● Given problem
Copy out every line of the records below that contains the word "name", matching case exactly.

>> start Supplied records

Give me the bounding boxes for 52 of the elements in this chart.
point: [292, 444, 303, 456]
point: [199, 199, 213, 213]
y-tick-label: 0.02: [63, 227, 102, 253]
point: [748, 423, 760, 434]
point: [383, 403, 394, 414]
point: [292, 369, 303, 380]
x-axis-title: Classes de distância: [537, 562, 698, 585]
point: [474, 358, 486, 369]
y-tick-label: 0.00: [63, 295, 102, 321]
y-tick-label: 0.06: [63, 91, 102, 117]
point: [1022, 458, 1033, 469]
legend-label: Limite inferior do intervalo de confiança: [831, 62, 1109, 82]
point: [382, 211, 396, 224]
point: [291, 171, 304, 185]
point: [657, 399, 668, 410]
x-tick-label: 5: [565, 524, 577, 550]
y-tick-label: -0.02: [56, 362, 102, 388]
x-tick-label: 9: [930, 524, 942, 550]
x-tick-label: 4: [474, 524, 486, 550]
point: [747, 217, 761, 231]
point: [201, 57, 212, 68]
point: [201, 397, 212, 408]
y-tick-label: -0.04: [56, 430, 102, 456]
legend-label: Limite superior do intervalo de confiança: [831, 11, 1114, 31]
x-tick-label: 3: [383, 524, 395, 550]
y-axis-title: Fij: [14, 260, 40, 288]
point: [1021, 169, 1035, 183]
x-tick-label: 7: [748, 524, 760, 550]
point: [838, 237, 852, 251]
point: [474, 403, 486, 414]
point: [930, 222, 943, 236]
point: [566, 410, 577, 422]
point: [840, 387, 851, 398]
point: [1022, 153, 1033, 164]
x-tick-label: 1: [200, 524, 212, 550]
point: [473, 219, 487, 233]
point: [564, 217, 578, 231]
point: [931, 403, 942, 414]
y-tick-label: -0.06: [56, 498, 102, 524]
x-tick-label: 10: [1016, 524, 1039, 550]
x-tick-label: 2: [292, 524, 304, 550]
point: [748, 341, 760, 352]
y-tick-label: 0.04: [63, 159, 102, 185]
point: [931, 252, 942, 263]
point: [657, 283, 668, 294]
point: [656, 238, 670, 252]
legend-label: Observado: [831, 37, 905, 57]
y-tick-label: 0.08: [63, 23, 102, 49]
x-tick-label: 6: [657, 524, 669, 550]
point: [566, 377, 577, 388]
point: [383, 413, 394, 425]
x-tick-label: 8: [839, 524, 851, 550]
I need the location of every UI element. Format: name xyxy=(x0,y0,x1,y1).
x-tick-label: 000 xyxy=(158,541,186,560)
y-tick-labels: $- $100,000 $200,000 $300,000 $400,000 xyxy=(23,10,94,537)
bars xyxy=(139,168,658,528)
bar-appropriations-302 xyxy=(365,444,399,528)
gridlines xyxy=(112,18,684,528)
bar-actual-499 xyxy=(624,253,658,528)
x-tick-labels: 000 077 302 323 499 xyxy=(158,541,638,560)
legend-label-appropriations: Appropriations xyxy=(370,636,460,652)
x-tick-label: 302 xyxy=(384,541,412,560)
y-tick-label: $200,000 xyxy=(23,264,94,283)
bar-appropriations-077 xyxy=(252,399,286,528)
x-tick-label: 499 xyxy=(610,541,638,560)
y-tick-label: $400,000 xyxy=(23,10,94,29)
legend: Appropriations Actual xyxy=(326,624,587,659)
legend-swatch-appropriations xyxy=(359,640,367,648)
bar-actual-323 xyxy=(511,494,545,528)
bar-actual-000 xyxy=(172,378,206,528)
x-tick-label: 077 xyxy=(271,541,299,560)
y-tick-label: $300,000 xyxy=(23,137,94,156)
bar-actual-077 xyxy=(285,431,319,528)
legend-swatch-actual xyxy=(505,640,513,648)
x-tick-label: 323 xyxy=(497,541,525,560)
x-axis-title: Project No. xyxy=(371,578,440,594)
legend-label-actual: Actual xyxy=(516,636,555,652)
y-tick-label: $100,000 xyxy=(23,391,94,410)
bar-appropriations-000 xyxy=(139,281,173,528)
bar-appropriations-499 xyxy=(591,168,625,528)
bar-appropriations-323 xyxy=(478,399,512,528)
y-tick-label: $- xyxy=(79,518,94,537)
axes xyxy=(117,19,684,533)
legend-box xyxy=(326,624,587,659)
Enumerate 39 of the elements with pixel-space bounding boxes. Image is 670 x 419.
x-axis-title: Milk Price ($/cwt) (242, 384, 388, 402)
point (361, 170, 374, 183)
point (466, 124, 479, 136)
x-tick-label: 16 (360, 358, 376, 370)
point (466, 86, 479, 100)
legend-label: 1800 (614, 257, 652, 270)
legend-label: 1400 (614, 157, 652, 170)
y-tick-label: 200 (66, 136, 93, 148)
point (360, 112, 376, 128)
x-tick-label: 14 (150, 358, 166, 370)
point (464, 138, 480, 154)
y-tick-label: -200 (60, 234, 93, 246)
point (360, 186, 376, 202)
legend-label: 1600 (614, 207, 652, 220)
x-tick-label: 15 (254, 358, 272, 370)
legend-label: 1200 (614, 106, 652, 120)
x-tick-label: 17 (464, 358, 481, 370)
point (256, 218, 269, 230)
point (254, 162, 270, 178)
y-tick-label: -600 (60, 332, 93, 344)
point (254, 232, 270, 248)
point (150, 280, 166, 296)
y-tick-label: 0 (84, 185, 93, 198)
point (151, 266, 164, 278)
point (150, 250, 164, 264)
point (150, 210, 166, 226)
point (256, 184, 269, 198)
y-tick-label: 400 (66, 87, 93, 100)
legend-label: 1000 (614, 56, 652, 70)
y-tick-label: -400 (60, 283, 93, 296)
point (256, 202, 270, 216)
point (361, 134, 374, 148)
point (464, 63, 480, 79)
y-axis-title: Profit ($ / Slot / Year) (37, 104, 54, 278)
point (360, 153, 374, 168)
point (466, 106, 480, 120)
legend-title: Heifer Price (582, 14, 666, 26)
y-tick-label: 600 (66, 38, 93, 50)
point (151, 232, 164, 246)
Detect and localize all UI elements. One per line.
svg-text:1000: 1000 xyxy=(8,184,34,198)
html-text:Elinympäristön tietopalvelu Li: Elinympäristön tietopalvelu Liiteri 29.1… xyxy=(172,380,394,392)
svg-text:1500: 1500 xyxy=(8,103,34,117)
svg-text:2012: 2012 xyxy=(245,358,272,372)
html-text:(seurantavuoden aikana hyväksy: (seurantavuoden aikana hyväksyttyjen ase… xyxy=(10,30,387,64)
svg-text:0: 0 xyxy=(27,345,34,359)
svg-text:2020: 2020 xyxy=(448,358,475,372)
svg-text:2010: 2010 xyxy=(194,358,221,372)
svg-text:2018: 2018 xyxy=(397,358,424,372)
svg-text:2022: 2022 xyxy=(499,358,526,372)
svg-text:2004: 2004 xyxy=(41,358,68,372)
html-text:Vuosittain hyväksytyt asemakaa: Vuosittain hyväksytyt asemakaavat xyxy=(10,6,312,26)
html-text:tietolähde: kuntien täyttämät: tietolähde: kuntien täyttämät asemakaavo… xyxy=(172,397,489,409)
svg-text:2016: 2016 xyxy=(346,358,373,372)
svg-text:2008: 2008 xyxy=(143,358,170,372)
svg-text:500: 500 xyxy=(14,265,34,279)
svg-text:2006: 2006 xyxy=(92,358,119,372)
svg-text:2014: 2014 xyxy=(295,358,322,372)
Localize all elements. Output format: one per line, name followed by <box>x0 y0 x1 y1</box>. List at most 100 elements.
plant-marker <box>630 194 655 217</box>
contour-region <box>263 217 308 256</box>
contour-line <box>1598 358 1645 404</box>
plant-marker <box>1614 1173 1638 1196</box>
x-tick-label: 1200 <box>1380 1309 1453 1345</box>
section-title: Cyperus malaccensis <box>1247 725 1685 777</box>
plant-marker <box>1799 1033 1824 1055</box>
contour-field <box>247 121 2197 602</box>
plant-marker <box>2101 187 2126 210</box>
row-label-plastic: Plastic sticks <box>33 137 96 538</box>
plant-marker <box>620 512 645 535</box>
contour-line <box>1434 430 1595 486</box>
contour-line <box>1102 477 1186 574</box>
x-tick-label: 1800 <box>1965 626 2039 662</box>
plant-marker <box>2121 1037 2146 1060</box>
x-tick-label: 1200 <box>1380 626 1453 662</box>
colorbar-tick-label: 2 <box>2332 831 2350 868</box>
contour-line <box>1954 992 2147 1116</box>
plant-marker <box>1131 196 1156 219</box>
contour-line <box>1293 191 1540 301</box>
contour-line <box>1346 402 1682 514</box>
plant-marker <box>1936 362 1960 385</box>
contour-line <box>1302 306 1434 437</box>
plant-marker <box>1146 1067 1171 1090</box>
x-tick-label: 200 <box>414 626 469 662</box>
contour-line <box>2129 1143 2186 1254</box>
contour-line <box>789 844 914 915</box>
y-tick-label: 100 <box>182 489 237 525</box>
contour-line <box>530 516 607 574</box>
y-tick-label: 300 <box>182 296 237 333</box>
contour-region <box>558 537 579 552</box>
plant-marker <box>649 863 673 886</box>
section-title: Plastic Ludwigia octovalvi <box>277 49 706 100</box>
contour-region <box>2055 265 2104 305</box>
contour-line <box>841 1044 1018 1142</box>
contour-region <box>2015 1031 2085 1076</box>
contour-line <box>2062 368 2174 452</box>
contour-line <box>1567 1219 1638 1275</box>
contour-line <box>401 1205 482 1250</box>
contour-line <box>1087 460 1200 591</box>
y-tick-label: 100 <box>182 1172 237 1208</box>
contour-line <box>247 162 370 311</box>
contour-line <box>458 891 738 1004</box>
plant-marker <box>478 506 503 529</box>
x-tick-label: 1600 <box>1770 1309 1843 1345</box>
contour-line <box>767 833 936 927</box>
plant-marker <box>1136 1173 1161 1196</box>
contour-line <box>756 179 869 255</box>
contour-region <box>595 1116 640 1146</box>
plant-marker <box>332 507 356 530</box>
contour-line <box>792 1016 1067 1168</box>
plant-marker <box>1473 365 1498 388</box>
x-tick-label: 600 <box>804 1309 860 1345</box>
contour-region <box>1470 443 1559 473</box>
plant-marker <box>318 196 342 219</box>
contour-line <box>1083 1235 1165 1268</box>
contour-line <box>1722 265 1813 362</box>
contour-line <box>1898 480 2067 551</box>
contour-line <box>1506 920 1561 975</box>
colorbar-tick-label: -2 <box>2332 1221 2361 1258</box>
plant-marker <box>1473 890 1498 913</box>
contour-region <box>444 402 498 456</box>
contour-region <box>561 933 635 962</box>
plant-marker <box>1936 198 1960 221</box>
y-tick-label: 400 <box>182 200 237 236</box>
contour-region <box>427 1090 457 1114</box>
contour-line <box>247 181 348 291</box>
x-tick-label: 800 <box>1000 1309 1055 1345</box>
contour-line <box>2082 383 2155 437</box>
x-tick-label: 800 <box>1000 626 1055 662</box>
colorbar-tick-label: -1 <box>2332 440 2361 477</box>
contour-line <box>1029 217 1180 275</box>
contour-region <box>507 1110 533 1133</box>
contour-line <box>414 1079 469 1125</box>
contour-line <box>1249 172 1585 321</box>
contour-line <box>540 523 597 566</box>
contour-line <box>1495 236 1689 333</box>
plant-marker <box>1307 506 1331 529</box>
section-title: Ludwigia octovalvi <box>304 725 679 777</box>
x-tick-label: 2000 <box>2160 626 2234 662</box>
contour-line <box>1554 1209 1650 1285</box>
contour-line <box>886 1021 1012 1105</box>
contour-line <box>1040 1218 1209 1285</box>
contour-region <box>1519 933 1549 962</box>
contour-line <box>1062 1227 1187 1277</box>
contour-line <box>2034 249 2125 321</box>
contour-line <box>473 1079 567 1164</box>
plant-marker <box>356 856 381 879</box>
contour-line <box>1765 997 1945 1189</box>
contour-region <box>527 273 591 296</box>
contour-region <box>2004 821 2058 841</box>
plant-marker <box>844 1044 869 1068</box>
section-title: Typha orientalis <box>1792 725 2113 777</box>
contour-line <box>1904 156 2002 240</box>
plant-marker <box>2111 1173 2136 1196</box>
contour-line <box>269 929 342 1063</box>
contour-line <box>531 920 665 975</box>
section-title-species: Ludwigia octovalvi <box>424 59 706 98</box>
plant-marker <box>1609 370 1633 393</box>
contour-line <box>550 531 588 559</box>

>> end Supplied records

● Exercise response
I need the location of every UI element. Format: name xyxy=(x0,y0,x1,y1).
Localize all elements. Output format: one per line, name followed by <box>x0 y0 x1 y1</box>. List at most 100 elements.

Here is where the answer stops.